To be done >> Can you print every record below exactly as written?

##### Records provided #####

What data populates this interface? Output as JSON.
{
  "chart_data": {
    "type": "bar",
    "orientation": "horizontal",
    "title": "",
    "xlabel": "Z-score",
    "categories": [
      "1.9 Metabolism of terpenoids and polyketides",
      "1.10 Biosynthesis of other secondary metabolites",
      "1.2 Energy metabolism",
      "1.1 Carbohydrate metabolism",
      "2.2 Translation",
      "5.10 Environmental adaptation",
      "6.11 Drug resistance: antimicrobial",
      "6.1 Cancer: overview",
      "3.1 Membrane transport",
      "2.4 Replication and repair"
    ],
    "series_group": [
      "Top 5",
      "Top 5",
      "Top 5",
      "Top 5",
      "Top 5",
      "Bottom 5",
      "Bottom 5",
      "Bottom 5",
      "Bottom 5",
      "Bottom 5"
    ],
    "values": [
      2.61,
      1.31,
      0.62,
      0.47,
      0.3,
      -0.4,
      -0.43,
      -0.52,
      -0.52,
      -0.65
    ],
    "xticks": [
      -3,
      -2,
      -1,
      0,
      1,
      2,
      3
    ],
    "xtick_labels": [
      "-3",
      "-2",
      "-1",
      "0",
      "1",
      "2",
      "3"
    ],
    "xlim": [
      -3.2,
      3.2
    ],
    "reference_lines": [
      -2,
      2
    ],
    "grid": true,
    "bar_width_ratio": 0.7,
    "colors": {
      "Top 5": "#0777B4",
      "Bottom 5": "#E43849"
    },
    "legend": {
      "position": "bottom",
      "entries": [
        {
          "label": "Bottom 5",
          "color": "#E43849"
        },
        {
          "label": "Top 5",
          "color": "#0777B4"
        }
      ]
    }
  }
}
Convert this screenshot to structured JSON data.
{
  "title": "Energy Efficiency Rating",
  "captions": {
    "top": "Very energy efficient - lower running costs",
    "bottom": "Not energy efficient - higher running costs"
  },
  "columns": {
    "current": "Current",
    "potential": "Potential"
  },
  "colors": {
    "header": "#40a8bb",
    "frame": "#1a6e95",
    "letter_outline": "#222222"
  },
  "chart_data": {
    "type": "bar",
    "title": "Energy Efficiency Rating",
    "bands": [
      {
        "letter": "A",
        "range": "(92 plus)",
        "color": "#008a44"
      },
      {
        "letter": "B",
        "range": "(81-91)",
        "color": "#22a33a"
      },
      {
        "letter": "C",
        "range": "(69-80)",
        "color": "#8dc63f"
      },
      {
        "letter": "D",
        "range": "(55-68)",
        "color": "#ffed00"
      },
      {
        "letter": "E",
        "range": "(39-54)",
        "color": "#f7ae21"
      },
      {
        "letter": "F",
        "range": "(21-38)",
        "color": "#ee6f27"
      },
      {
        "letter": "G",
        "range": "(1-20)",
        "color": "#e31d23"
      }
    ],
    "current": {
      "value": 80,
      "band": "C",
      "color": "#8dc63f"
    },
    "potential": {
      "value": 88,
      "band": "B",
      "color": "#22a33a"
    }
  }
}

#####

Solution >>
What data populates this interface? Output as JSON.
{
  "chart_data": {
    "type": "bar",
    "orientation": "horizontal",
    "title": "",
    "xlabel": "Z-score",
    "categories": [
      "1.9 Metabolism of terpenoids and polyketides",
      "1.10 Biosynthesis of other secondary metabolites",
      "1.2 Energy metabolism",
      "1.1 Carbohydrate metabolism",
      "2.2 Translation",
      "5.10 Environmental adaptation",
      "6.11 Drug resistance: antimicrobial",
      "6.1 Cancer: overview",
      "3.1 Membrane transport",
      "2.4 Replication and repair"
    ],
    "series_group": [
      "Top 5",
      "Top 5",
      "Top 5",
      "Top 5",
      "Top 5",
      "Bottom 5",
      "Bottom 5",
      "Bottom 5",
      "Bottom 5",
      "Bottom 5"
    ],
    "values": [
      2.61,
      1.31,
      0.62,
      0.47,
      0.3,
      -0.4,
      -0.43,
      -0.52,
      -0.52,
      -0.65
    ],
    "xticks": [
      -3,
      -2,
      -1,
      0,
      1,
      2,
      3
    ],
    "xtick_labels": [
      "-3",
      "-2",
      "-1",
      "0",
      "1",
      "2",
      "3"
    ],
    "xlim": [
      -3.2,
      3.2
    ],
    "reference_lines": [
      -2,
      2
    ],
    "grid": true,
    "bar_width_ratio": 0.7,
    "colors": {
      "Top 5": "#0777B4",
      "Bottom 5": "#E43849"
    },
    "legend": {
      "position": "bottom",
      "entries": [
        {
          "label": "Bottom 5",
          "color": "#E43849"
        },
        {
          "label": "Top 5",
          "color": "#0777B4"
        }
      ]
    }
  }
}
Convert this screenshot to structured JSON data.
{
  "title": "Energy Efficiency Rating",
  "captions": {
    "top": "Very energy efficient - lower running costs",
    "bottom": "Not energy efficient - higher running costs"
  },
  "columns": {
    "current": "Current",
    "potential": "Potential"
  },
  "colors": {
    "header": "#40a8bb",
    "frame": "#1a6e95",
    "letter_outline": "#222222"
  },
  "chart_data": {
    "type": "bar",
    "title": "Energy Efficiency Rating",
    "bands": [
      {
        "letter": "A",
        "range": "(92 plus)",
        "color": "#008a44"
      },
      {
        "letter": "B",
        "range": "(81-91)",
        "color": "#22a33a"
      },
      {
        "letter": "C",
        "range": "(69-80)",
        "color": "#8dc63f"
      },
      {
        "letter": "D",
        "range": "(55-68)",
        "color": "#ffed00"
      },
      {
        "letter": "E",
        "range": "(39-54)",
        "color": "#f7ae21"
      },
      {
        "letter": "F",
        "range": "(21-38)",
        "color": "#ee6f27"
      },
      {
        "letter": "G",
        "range": "(1-20)",
        "color": "#e31d23"
      }
    ],
    "current": {
      "value": 80,
      "band": "C",
      "color": "#8dc63f"
    },
    "potential": {
      "value": 88,
      "band": "B",
      "color": "#22a33a"
    }
  }
}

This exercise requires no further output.